▸ Task description
Output the entries below exactly as written, omitting pictures.

▸ Extracted data entries
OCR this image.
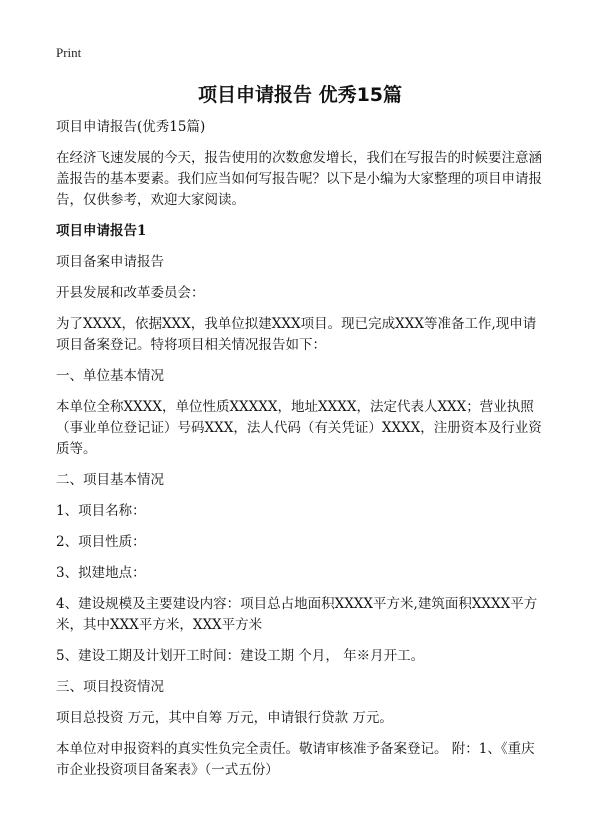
Print
项目申请报告 优秀15篇

项目申请报告(优秀15篇)

在经济飞速发展的今天，报告使用的次数愈发增长，我们在写报告的时候要注意涵盖报告的基本要素。我们应当如何写报告呢？以下是小编为大家整理的项目申请报告，仅供参考，欢迎大家阅读。

项目申请报告1

项目备案申请报告

开县发展和改革委员会：

为了XXXX，依据XXX，我单位拟建XXX项目。现已完成XXX等准备工作,现申请项目备案登记。特将项目相关情况报告如下：

一、单位基本情况

本单位全称XXXX，单位性质XXXXX，地址XXXX，法定代表人XXX；营业执照（事业单位登记证）号码XXX，法人代码（有关凭证）XXXX，注册资本及行业资质等。

二、项目基本情况

1、项目名称：

2、项目性质：

3、拟建地点：

4、建设规模及主要建设内容：项目总占地面积XXXX平方米,建筑面积XXXX平方米，其中XXX平方米，XXX平方米

5、建设工期及计划开工时间：建设工期 个月， 年※月开工。

三、项目投资情况

项目总投资 万元，其中自筹 万元，申请银行贷款 万元。

本单位对申报资料的真实性负完全责任。敬请审核准予备案登记。 附：1、《重庆市企业投资项目备案表》（一式五份）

▸ Worked solution
OCR this image.
Print
项目申请报告 优秀15篇

项目申请报告(优秀15篇)

在经济飞速发展的今天，报告使用的次数愈发增长，我们在写报告的时候要注意涵盖报告的基本要素。我们应当如何写报告呢？以下是小编为大家整理的项目申请报告，仅供参考，欢迎大家阅读。

项目申请报告1

项目备案申请报告

开县发展和改革委员会：

为了XXXX，依据XXX，我单位拟建XXX项目。现已完成XXX等准备工作,现申请项目备案登记。特将项目相关情况报告如下：

一、单位基本情况

本单位全称XXXX，单位性质XXXXX，地址XXXX，法定代表人XXX；营业执照（事业单位登记证）号码XXX，法人代码（有关凭证）XXXX，注册资本及行业资质等。

二、项目基本情况

1、项目名称：

2、项目性质：

3、拟建地点：

4、建设规模及主要建设内容：项目总占地面积XXXX平方米,建筑面积XXXX平方米，其中XXX平方米，XXX平方米

5、建设工期及计划开工时间：建设工期 个月， 年※月开工。

三、项目投资情况

项目总投资 万元，其中自筹 万元，申请银行贷款 万元。

本单位对申报资料的真实性负完全责任。敬请审核准予备案登记。 附：1、《重庆市企业投资项目备案表》（一式五份）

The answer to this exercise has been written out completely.